**TASKS TO PERFORM**
**a.** Edit the page text starting at the words "Music. I first heard" and ending after "give it a try.", replacing "band" with "group" throughout.
**b.** According to the page text, on what computer did the writer spend hours weaving plots?
**c.** Carry on the page text from its last sentence.

**PAGE TEXT**
=====

I love this. Partly because I think, “I knew it!”, and partly because I feel like I need to admit, “Yes! It’s true! I DON’T clean my ears as well as I should!” I can’t wait to get into this book.

Music. I first heard this band in my city-friend’s apartment last spring. I didn’t know who it was and I didn’t figure it out till a few weeks ago when another friend said, “Hey, I think you’d like these guys.” I like their lyrics and I love their sound. Good writing meets good music. “When Your Back’s Against the Wall” is encouraging in a not-hoaky way – give it a try.


Chickens. There was a long while where I was not grateful for chickens. I hated doing them every day, I hated how they acted like they were starving when there was clearly food in the feeder, and I did not like that I had to clean out the henhouse. While not all of that has changed (I still do not rejoice in the early mornings…), I am so thankful that I get to eat farm-fresh eggs and sell them to friends and family. It’s actually been hard to get enough eggs recently – something I’ve never had to deal with before – and I’m considering expanding the flock next spring. There’s nothing more beautiful than an assortment of eggs.

Movies. Okay, this is not so much a recommendation as a plea: I haven’t seen a good movie IN FOREVER. Are there any out there? Please.

What Do You Want Your Story to Be?

I was addicted to stories. I devoured them, one after the other, bending and folding paperbacks with abandon, dog-earring corners, underlining words that were beautiful, words that were true. Young heroines like Emily of New Moon and Betsy from the Betsy-Tacy books taught me how to be spunky and creative. It wasn’t long before I was weaving plots for hours on a 1995 Gateway computer in my bedroom.

I remember wanting other kinds of stories, too. Sitting at the dinner table long after all the food was eaten, we’d beg my father to tell us stories about his childhood. (My mother’d always shake her head when we asked her, saying she didn’t have any stories. I still find this hard to believe.) Dad’s stories often involved fish, foolish things my dad had tried because he was “curious.” The time when he was three and took the goldfish out of the tank “to look at it” is a classic; I can still picture the poor thing gasping on the living room carpet, the victim of an over-active mind and not quite enough supervision.

My mother’s friend from college told us good stories, too. I remember most the one of her throwing cherry tomatoes over the railing and hitting guests. Oh, and the one with blood-engorged ticks (who could erase that memory?!). And the one when the dog ate rising bread dough and its stomach rose with it, waddling proof that dogs do not know what’s best for them.

I grew up on stories.

The voices brought people alive, my great-great-grandfather and his stern Maine-ness. My grandpa whom I’d known but only awhile, breathed again when we talked about his stories of growing up on a fox farm. As I listened and began to craft stories of my own, I realized that one day, I too would have stories to tell my children.


What do you want your story to be?

[He asks from the pulpit, and I think, I’ve been thinking about this all along.]

When you write your story, think about how it affects others.

=====

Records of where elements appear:
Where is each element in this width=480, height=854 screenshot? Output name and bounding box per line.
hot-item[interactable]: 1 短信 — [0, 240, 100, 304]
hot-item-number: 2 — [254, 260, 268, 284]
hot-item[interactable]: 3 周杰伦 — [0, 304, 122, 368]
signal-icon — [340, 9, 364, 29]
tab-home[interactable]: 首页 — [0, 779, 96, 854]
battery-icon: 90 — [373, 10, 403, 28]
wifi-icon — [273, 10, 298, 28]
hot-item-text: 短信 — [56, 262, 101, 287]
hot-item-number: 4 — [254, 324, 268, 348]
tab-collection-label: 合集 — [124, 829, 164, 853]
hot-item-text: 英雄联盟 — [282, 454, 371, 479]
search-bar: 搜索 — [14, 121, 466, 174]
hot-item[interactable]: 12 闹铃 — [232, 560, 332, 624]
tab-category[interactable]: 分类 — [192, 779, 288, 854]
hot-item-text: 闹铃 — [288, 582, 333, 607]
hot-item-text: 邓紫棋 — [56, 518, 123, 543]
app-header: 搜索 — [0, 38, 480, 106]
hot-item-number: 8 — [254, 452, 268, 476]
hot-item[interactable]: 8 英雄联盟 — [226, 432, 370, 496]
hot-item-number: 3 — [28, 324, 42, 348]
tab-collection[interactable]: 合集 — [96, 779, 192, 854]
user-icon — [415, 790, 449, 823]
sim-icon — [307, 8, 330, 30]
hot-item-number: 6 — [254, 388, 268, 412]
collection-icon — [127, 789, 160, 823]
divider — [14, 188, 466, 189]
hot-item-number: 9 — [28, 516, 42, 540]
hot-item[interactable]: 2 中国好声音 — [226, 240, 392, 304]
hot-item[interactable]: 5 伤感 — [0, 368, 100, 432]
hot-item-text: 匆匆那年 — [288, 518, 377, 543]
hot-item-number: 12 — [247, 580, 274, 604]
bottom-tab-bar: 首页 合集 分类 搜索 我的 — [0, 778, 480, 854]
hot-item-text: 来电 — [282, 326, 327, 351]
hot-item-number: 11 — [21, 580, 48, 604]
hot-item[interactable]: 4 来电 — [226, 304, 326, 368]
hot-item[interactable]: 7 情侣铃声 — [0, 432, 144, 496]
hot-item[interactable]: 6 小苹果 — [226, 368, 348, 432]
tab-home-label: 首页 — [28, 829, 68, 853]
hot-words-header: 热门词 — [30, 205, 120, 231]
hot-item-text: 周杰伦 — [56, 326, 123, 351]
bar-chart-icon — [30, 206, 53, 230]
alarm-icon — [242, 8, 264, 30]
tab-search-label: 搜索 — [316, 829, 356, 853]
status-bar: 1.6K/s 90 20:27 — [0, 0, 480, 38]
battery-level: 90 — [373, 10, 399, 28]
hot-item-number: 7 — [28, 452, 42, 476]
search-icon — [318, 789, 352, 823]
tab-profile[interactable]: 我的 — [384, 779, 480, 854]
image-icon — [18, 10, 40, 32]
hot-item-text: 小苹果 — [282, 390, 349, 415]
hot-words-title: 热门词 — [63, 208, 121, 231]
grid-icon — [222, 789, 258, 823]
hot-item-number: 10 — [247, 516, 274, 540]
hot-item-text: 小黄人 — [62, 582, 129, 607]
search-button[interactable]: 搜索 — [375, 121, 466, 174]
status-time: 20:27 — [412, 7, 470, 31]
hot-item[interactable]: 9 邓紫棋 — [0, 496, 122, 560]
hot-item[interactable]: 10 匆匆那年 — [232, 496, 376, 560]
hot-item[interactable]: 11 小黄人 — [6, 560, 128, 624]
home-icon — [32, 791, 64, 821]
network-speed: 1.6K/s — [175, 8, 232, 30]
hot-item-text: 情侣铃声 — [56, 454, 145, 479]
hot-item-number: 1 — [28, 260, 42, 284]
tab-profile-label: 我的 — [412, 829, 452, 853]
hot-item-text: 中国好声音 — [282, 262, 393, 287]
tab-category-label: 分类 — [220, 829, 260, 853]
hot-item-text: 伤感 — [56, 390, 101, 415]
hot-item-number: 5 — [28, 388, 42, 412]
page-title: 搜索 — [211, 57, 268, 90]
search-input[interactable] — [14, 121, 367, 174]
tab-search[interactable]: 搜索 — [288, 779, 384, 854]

=====

**RESULTS FOR THE EXERCISE**
**a.**
Music. I first heard this group in my city-friend’s apartment last spring. I didn’t know who it was and I didn’t figure it out till a few weeks ago when another friend said, “Hey, I think you’d like these guys.” I like their lyrics and I love their sound. Good writing meets good music. “When Your Back’s Against the Wall” is encouraging in a not-hoaky way – give it a try.

**b.** A 1995 Gateway computer.

**c.**
When you write your story, make it one you want to tell.

This is the one sentence that rang through the sanctuary, hanging in the air, making the skin on my arms prickle with its truth.

Even though I’ve discovered the repercussions of writing a life before living it, here I was reminded that sometimes we need to shape the life we’re given. Yes, things happen beyond our control, and yes, sometimes we ache from those uncontrollables. But more often than not, we have choice.

I get to choose what story I’m living, and I get to make it one I want to tell.

~     ~     ~

I will tell about early Christmas mornings, all four of us huddling in one bedroom because we wanted to share it that one day. The lights from the tree bouncing off the mirror in the hallway. About waiting for the cousins to come and longing for the day to never end. They will ask where our traditions come from, and I’ll smile and tell them the story.

I will tell about riding horses in the sun and feeling powerful.

I will tell about discovering Laura Ingalls for the first time, about raising chickens and gardening, the plethora of projects done in the name of sustainable living.

I will tell about late-night summer man-hunts when hormones ran rampant and we didn’t know what to do with them so we ran, too.

I will tell about choosing a college and not being sure but doing it anyway. I will tell about loneliness and fear, about trying hard and singing hard and learning. They will ask about friends and making friends, about trying to love. I’ll tell about walks around the pond where so much got twisted around and sorted out.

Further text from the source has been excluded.